[start]

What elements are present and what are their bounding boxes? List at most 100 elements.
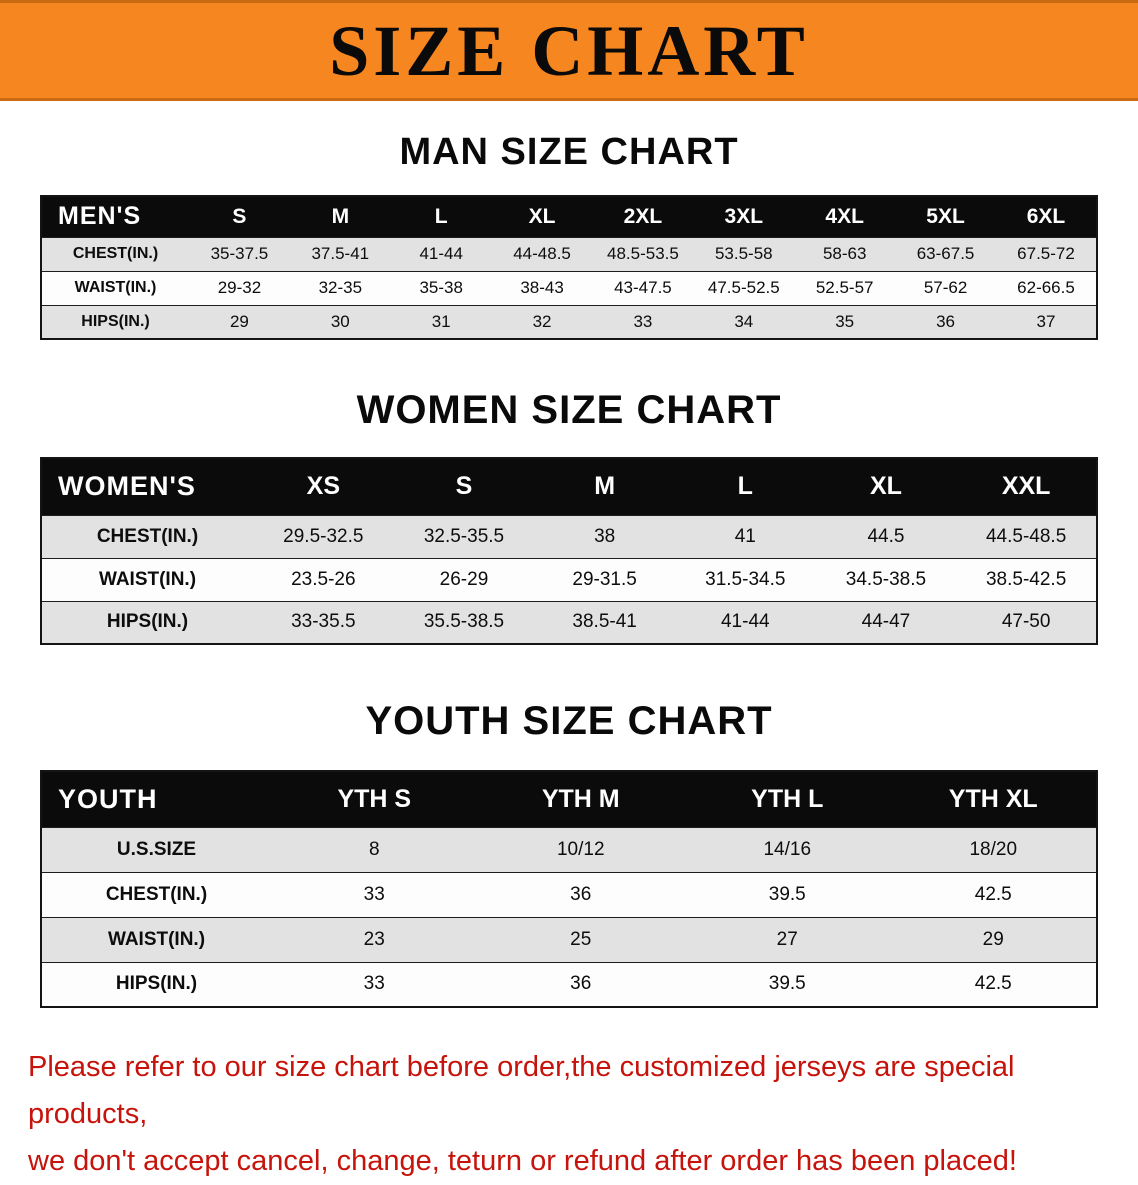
cell: 42.5 [890, 961, 1097, 1008]
cell: 58-63 [794, 236, 896, 272]
size-header-cell: S [189, 196, 290, 237]
cell: 33 [592, 304, 694, 340]
cell: 44-48.5 [491, 236, 593, 272]
cell: 33 [271, 871, 478, 918]
cell: 29 [890, 916, 1097, 963]
cell: 29 [189, 304, 290, 340]
row-label: WAIST(IN.) [41, 916, 271, 963]
cell: 23 [271, 916, 478, 963]
men-header-row: MEN'S S M L XL 2XL 3XL 4XL 5XL 6XL [41, 196, 1097, 237]
men-waist-row: WAIST(IN.) 29-32 32-35 35-38 38-43 43-47… [41, 270, 1097, 306]
row-label: CHEST(IN.) [41, 871, 271, 918]
size-header-cell: XXL [956, 458, 1097, 515]
youth-ussize-row: U.S.SIZE 8 10/12 14/16 18/20 [41, 826, 1097, 873]
cell: 44-47 [815, 600, 957, 645]
cell: 31.5-34.5 [674, 557, 816, 602]
youth-chest-row: CHEST(IN.) 33 36 39.5 42.5 [41, 871, 1097, 918]
cell: 26-29 [393, 557, 535, 602]
row-label: WAIST(IN.) [41, 557, 253, 602]
size-header-cell: 2XL [592, 196, 694, 237]
size-header-cell: 3XL [693, 196, 795, 237]
women-waist-row: WAIST(IN.) 23.5-26 26-29 29-31.5 31.5-34… [41, 557, 1097, 602]
women-section-heading: WOMEN SIZE CHART [356, 388, 782, 432]
cell: 34.5-38.5 [815, 557, 957, 602]
row-label: WAIST(IN.) [41, 270, 189, 306]
cell: 35-38 [390, 270, 492, 306]
cell: 27 [684, 916, 891, 963]
cell: 44.5 [815, 514, 957, 559]
cell: 33 [271, 961, 478, 1008]
cell: 41-44 [390, 236, 492, 272]
size-header-cell: YTH L [684, 771, 891, 827]
cell: 53.5-58 [693, 236, 795, 272]
size-header-cell: M [289, 196, 391, 237]
cell: 29-31.5 [534, 557, 675, 602]
youth-header-row: YOUTH YTH S YTH M YTH L YTH XL [41, 771, 1097, 827]
cell: 30 [289, 304, 391, 340]
cell: 62-66.5 [996, 270, 1097, 306]
cell: 18/20 [890, 826, 1097, 873]
size-header-cell: XS [253, 458, 394, 515]
cell: 37.5-41 [289, 236, 391, 272]
cell: 38.5-42.5 [956, 557, 1097, 602]
women-hips-row: HIPS(IN.) 33-35.5 35.5-38.5 38.5-41 41-4… [41, 600, 1097, 645]
cell: 14/16 [684, 826, 891, 873]
row-label: CHEST(IN.) [41, 514, 253, 559]
size-header-cell: YTH M [477, 771, 684, 827]
cell: 43-47.5 [592, 270, 694, 306]
men-section-heading: MAN SIZE CHART [399, 131, 739, 173]
cell: 52.5-57 [794, 270, 896, 306]
size-header-cell: XL [491, 196, 593, 237]
cell: 32-35 [289, 270, 391, 306]
cell: 63-67.5 [895, 236, 996, 272]
cell: 29.5-32.5 [253, 514, 394, 559]
banner: SIZE CHART [0, 0, 1138, 101]
size-header-cell: YTH S [271, 771, 478, 827]
cell: 39.5 [684, 871, 891, 918]
disclaimer: Please refer to our size chart before or… [28, 1044, 1120, 1185]
cell: 57-62 [895, 270, 996, 306]
cell: 36 [477, 871, 684, 918]
cell: 34 [693, 304, 795, 340]
youth-section-heading: YOUTH SIZE CHART [365, 699, 773, 743]
size-header-cell: 4XL [794, 196, 896, 237]
size-header-cell: L [390, 196, 492, 237]
cell: 23.5-26 [253, 557, 394, 602]
cell: 38-43 [491, 270, 593, 306]
youth-size-table: YOUTH YTH S YTH M YTH L YTH XL U.S.SIZE … [40, 770, 1098, 1008]
cell: 35.5-38.5 [393, 600, 535, 645]
page-title: SIZE CHART [329, 10, 809, 91]
men-hips-row: HIPS(IN.) 29 30 31 32 33 34 35 36 37 [41, 304, 1097, 340]
row-label: U.S.SIZE [41, 826, 271, 873]
row-label: HIPS(IN.) [41, 961, 271, 1008]
cell: 32.5-35.5 [393, 514, 535, 559]
cell: 67.5-72 [996, 236, 1097, 272]
cell: 25 [477, 916, 684, 963]
women-size-table: WOMEN'S XS S M L XL XXL CHEST(IN.) 29.5-… [40, 457, 1098, 645]
size-header-cell: 5XL [895, 196, 996, 237]
row-label: CHEST(IN.) [41, 236, 189, 272]
cell: 36 [477, 961, 684, 1008]
cell: 10/12 [477, 826, 684, 873]
cell: 35 [794, 304, 896, 340]
cell: 32 [491, 304, 593, 340]
men-chest-row: CHEST(IN.) 35-37.5 37.5-41 41-44 44-48.5… [41, 236, 1097, 272]
row-label: HIPS(IN.) [41, 304, 189, 340]
men-table-title-cell: MEN'S [41, 196, 189, 237]
cell: 44.5-48.5 [956, 514, 1097, 559]
disclaimer-line-1: Please refer to our size chart before or… [28, 1051, 1015, 1130]
women-table-title-cell: WOMEN'S [41, 458, 253, 515]
youth-hips-row: HIPS(IN.) 33 36 39.5 42.5 [41, 961, 1097, 1008]
women-header-row: WOMEN'S XS S M L XL XXL [41, 458, 1097, 515]
cell: 47.5-52.5 [693, 270, 795, 306]
size-header-cell: YTH XL [890, 771, 1097, 827]
youth-waist-row: WAIST(IN.) 23 25 27 29 [41, 916, 1097, 963]
cell: 38 [534, 514, 675, 559]
cell: 48.5-53.5 [592, 236, 694, 272]
youth-table-title-cell: YOUTH [41, 771, 271, 827]
cell: 36 [895, 304, 996, 340]
cell: 29-32 [189, 270, 290, 306]
cell: 38.5-41 [534, 600, 675, 645]
cell: 31 [390, 304, 492, 340]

[end]

EXERCISE OBJECTIVE
Reproduce the records above line for line without any changes, omitting the pictures.

ANSWER TO THE EXERCISE
What elements are present and what are their bounding boxes? List at most 100 elements.
cell: 42.5 [890, 961, 1097, 1008]
cell: 58-63 [794, 236, 896, 272]
size-header-cell: S [189, 196, 290, 237]
cell: 33 [592, 304, 694, 340]
cell: 44-48.5 [491, 236, 593, 272]
cell: 33 [271, 871, 478, 918]
cell: 29 [890, 916, 1097, 963]
cell: 29 [189, 304, 290, 340]
row-label: WAIST(IN.) [41, 916, 271, 963]
cell: 23 [271, 916, 478, 963]
men-header-row: MEN'S S M L XL 2XL 3XL 4XL 5XL 6XL [41, 196, 1097, 237]
men-waist-row: WAIST(IN.) 29-32 32-35 35-38 38-43 43-47… [41, 270, 1097, 306]
row-label: CHEST(IN.) [41, 871, 271, 918]
size-header-cell: XXL [956, 458, 1097, 515]
youth-ussize-row: U.S.SIZE 8 10/12 14/16 18/20 [41, 826, 1097, 873]
cell: 44-47 [815, 600, 957, 645]
cell: 31.5-34.5 [674, 557, 816, 602]
youth-chest-row: CHEST(IN.) 33 36 39.5 42.5 [41, 871, 1097, 918]
cell: 26-29 [393, 557, 535, 602]
row-label: WAIST(IN.) [41, 557, 253, 602]
size-header-cell: 2XL [592, 196, 694, 237]
size-header-cell: 3XL [693, 196, 795, 237]
women-waist-row: WAIST(IN.) 23.5-26 26-29 29-31.5 31.5-34… [41, 557, 1097, 602]
women-section-heading: WOMEN SIZE CHART [356, 388, 782, 432]
cell: 34.5-38.5 [815, 557, 957, 602]
row-label: WAIST(IN.) [41, 270, 189, 306]
cell: 35-38 [390, 270, 492, 306]
cell: 27 [684, 916, 891, 963]
cell: 44.5 [815, 514, 957, 559]
cell: 33 [271, 961, 478, 1008]
cell: 41-44 [390, 236, 492, 272]
size-header-cell: YTH L [684, 771, 891, 827]
cell: 53.5-58 [693, 236, 795, 272]
size-header-cell: M [289, 196, 391, 237]
cell: 29-31.5 [534, 557, 675, 602]
youth-header-row: YOUTH YTH S YTH M YTH L YTH XL [41, 771, 1097, 827]
cell: 30 [289, 304, 391, 340]
cell: 62-66.5 [996, 270, 1097, 306]
cell: 18/20 [890, 826, 1097, 873]
size-header-cell: XS [253, 458, 394, 515]
cell: 37.5-41 [289, 236, 391, 272]
cell: 38.5-42.5 [956, 557, 1097, 602]
women-hips-row: HIPS(IN.) 33-35.5 35.5-38.5 38.5-41 41-4… [41, 600, 1097, 645]
cell: 14/16 [684, 826, 891, 873]
row-label: CHEST(IN.) [41, 514, 253, 559]
size-header-cell: YTH M [477, 771, 684, 827]
cell: 43-47.5 [592, 270, 694, 306]
men-section-heading: MAN SIZE CHART [399, 131, 739, 173]
cell: 52.5-57 [794, 270, 896, 306]
size-header-cell: XL [491, 196, 593, 237]
cell: 32-35 [289, 270, 391, 306]
cell: 63-67.5 [895, 236, 996, 272]
cell: 29.5-32.5 [253, 514, 394, 559]
banner: SIZE CHART [0, 0, 1138, 101]
size-header-cell: YTH S [271, 771, 478, 827]
cell: 39.5 [684, 871, 891, 918]
disclaimer: Please refer to our size chart before or… [28, 1044, 1120, 1185]
cell: 57-62 [895, 270, 996, 306]
cell: 36 [477, 871, 684, 918]
cell: 34 [693, 304, 795, 340]
youth-section-heading: YOUTH SIZE CHART [365, 699, 773, 743]
size-header-cell: 4XL [794, 196, 896, 237]
size-header-cell: L [390, 196, 492, 237]
cell: 23.5-26 [253, 557, 394, 602]
cell: 38-43 [491, 270, 593, 306]
youth-size-table: YOUTH YTH S YTH M YTH L YTH XL U.S.SIZE … [40, 770, 1098, 1008]
cell: 35.5-38.5 [393, 600, 535, 645]
page-title: SIZE CHART [329, 10, 809, 91]
men-hips-row: HIPS(IN.) 29 30 31 32 33 34 35 36 37 [41, 304, 1097, 340]
row-label: U.S.SIZE [41, 826, 271, 873]
row-label: HIPS(IN.) [41, 961, 271, 1008]
cell: 32.5-35.5 [393, 514, 535, 559]
cell: 67.5-72 [996, 236, 1097, 272]
cell: 25 [477, 916, 684, 963]
women-size-table: WOMEN'S XS S M L XL XXL CHEST(IN.) 29.5-… [40, 457, 1098, 645]
size-header-cell: 5XL [895, 196, 996, 237]
row-label: CHEST(IN.) [41, 236, 189, 272]
cell: 36 [477, 961, 684, 1008]
cell: 10/12 [477, 826, 684, 873]
cell: 35 [794, 304, 896, 340]
cell: 32 [491, 304, 593, 340]
men-chest-row: CHEST(IN.) 35-37.5 37.5-41 41-44 44-48.5… [41, 236, 1097, 272]
row-label: HIPS(IN.) [41, 304, 189, 340]
men-table-title-cell: MEN'S [41, 196, 189, 237]
cell: 44.5-48.5 [956, 514, 1097, 559]
disclaimer-line-1: Please refer to our size chart before or… [28, 1051, 1015, 1130]
women-table-title-cell: WOMEN'S [41, 458, 253, 515]
youth-hips-row: HIPS(IN.) 33 36 39.5 42.5 [41, 961, 1097, 1008]
women-header-row: WOMEN'S XS S M L XL XXL [41, 458, 1097, 515]
cell: 47.5-52.5 [693, 270, 795, 306]
size-header-cell: YTH XL [890, 771, 1097, 827]
youth-waist-row: WAIST(IN.) 23 25 27 29 [41, 916, 1097, 963]
cell: 38 [534, 514, 675, 559]
cell: 48.5-53.5 [592, 236, 694, 272]
youth-table-title-cell: YOUTH [41, 771, 271, 827]
cell: 36 [895, 304, 996, 340]
cell: 29-32 [189, 270, 290, 306]
cell: 38.5-41 [534, 600, 675, 645]
cell: 31 [390, 304, 492, 340]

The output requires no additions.